What you will do –
(1) Summarize the biography of Francesca Sanvitale in two sentences.
(2) Copy word for word the passage of the biography of Francesca Sanvitale that begins with "Her first novel" and ends with "Prize in 2008.".
(3) Translate this sentence from the biography of Francesca Sanvitale into Spanish: "She wrote television plays and contributed to cultural programmes for RAI."

Francesca Sanvitale (17 May 1928 – 9 February 2011) was an Italian novelist and journalist, "one of Italy's most renowned contemporary authors".

Life
Born in Milan, Francesca Sanvitale lived in Florence for two decades, gaining a degree there in Italian literature before moving to Rome in 1961. She wrote television plays and contributed to cultural programmes for RAI.

Her first novel was Il cuore borghese (1972). Madre e figlia (1980), a semi-autobiographical novel about an intense relationship between a mother and her illegitimate child, won both the Fregene Prize and the Pozzale Luigi Russo Prize. The protagonist in Sanvitale's third novel, L'uomo del parco (1984), attempted to find the truth about herself through psychoanalysis.  As well as other novels, Sanvitale collected short stories in La realtà è un dono (1987) and Separazioni (1997). L'inizio è in autunno won the Viareggio Prize in 2008.

Supplied records –
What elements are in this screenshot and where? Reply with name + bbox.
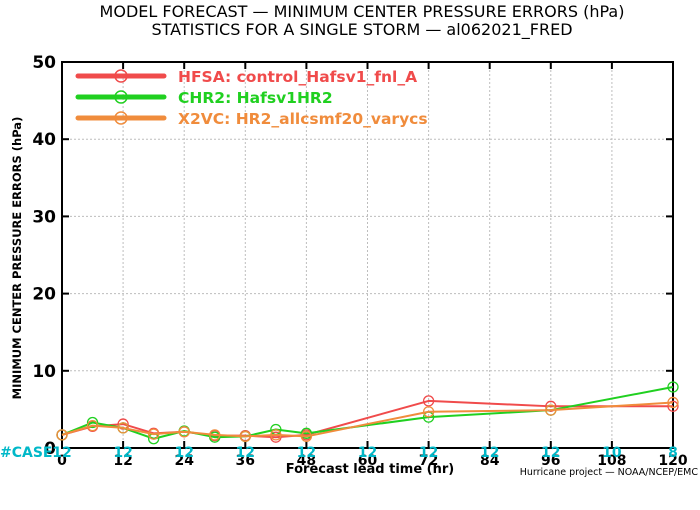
case-count: 12 [480,445,499,461]
case-count: 12 [419,445,438,461]
y-tick-label: 50 [32,53,56,73]
x-tick-label: 72 [419,453,438,469]
case-count: 12 [52,445,71,461]
chart-title: MODEL FORECAST — MINIMUM CENTER PRESSURE… [100,2,625,21]
y-axis-label: MINIMUM CENTER PRESSURE ERRORS (hPa) [10,117,24,400]
series-point-2 [86,419,99,432]
legend-label-1: CHR2: Hafsv1HR2 [178,89,333,107]
x-tick-label: 48 [297,453,316,469]
credit-text: Hurricane project — NOAA/NCEP/EMC [520,467,699,478]
series-point-2 [545,404,557,416]
case-count: 12 [297,445,316,461]
legend-label-0: HFSA: control_Hafsv1_fnl_A [178,68,417,86]
case-count: 12 [174,445,193,461]
y-tick-label: 20 [32,285,56,305]
case-counts: #CASE 12 12 12 12 12 12 12 12 12 10 8 [0,445,678,461]
series-point-2 [209,429,221,441]
x-tick-label: 84 [480,453,500,469]
series-point-2 [270,429,282,441]
case-label: #CASE [0,445,53,461]
x-tick-label: 120 [658,453,687,469]
series-point-0 [545,400,557,412]
x-tick-label: 36 [236,453,255,469]
grid [62,62,673,448]
series-point-2 [56,429,68,441]
series-point-0 [667,400,679,412]
series-point-1 [86,416,99,429]
x-tick-label: 24 [174,453,194,469]
x-tick-label: 108 [597,453,626,469]
case-count: 12 [541,445,560,461]
y-tick-label: 40 [32,130,56,150]
series-point-2 [147,428,160,440]
series-point-0 [422,395,435,407]
series-point-0 [117,418,129,430]
series-point-1 [300,427,313,439]
case-count: 12 [358,445,377,461]
chart-subtitle: STATISTICS FOR A SINGLE STORM — al062021… [151,20,572,40]
series-point-2 [422,406,435,418]
x-tick-label: 60 [358,453,378,469]
series-point-2 [239,430,251,443]
legend-marker-1 [114,90,128,104]
legend-marker-2 [114,111,128,125]
legend-marker-0 [114,69,128,83]
series-point-2 [300,430,313,443]
legend: HFSA: control_Hafsv1_fnl_A CHR2: Hafsv1HR… [75,68,428,128]
series-point-1 [667,381,679,393]
x-axis-label: Forecast lead time (hr) [286,462,454,477]
case-count: 12 [236,445,255,461]
series-point-2 [117,422,129,434]
y-tick-label: 30 [32,207,56,227]
series-layer [56,381,679,445]
y-tick-label: 0 [44,439,56,459]
case-count: 12 [113,445,132,461]
case-count: 10 [602,445,622,461]
series-point-2 [667,396,679,409]
x-tick-label: 12 [113,453,132,469]
x-tick-label: 0 [57,453,67,469]
legend-label-2: X2VC: HR2_allcsmf20_varycs [178,110,428,128]
case-count: 8 [668,445,678,461]
x-tick-label: 96 [541,453,560,469]
series-point-2 [178,426,190,438]
y-tick-label: 10 [32,362,56,382]
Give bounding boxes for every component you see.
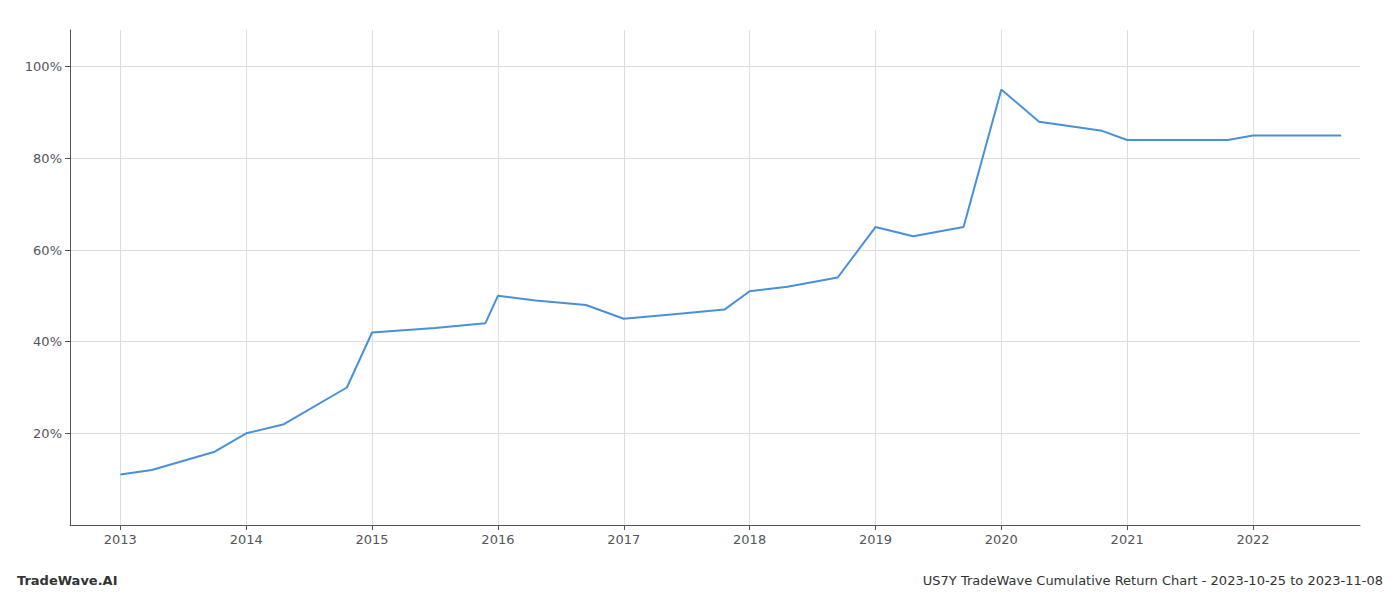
svg-text:2022: 2022 [1236, 532, 1269, 547]
svg-text:2017: 2017 [607, 532, 640, 547]
svg-text:2018: 2018 [733, 532, 766, 547]
svg-text:60%: 60% [33, 243, 62, 258]
svg-text:40%: 40% [33, 334, 62, 349]
svg-text:2016: 2016 [481, 532, 514, 547]
svg-text:2013: 2013 [104, 532, 137, 547]
svg-text:20%: 20% [33, 426, 62, 441]
svg-text:100%: 100% [25, 59, 62, 74]
svg-text:2014: 2014 [230, 532, 263, 547]
svg-text:US7Y TradeWave Cumulative Retu: US7Y TradeWave Cumulative Return Chart -… [923, 573, 1383, 588]
svg-text:2015: 2015 [356, 532, 389, 547]
svg-text:80%: 80% [33, 151, 62, 166]
svg-text:2021: 2021 [1111, 532, 1144, 547]
svg-text:TradeWave.AI: TradeWave.AI [17, 573, 118, 588]
svg-text:2020: 2020 [985, 532, 1018, 547]
svg-text:2019: 2019 [859, 532, 892, 547]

Solutions for each task –
(1) Francesca Sanvitale (1928–2011) was an Italian novelist and journalist who was born in Milan, earned a degree in Italian literature in Florence, moved to Rome in 1961, and wrote television plays and contributed to cultural programs for RAI. Her first novel was Il cuore borghese (1972); Madre e figlia (1980) won the Fregene Prize and the Pozzale Luigi Russo Prize, and L'inizio è in autunno won the Viareggio Prize in 2008.

(2)
Her first novel was Il cuore borghese (1972). Madre e figlia (1980), a semi-autobiographical novel about an intense relationship between a mother and her illegitimate child, won both the Fregene Prize and the Pozzale Luigi Russo Prize. The protagonist in Sanvitale's third novel, L'uomo del parco (1984), attempted to find the truth about herself through psychoanalysis.  As well as other novels, Sanvitale collected short stories in La realtà è un dono (1987) and Separazioni (1997). L'inizio è in autunno won the Viareggio Prize in 2008.

(3) Escribió obras de teatro para televisión y colaboró en programas culturales de la RAI.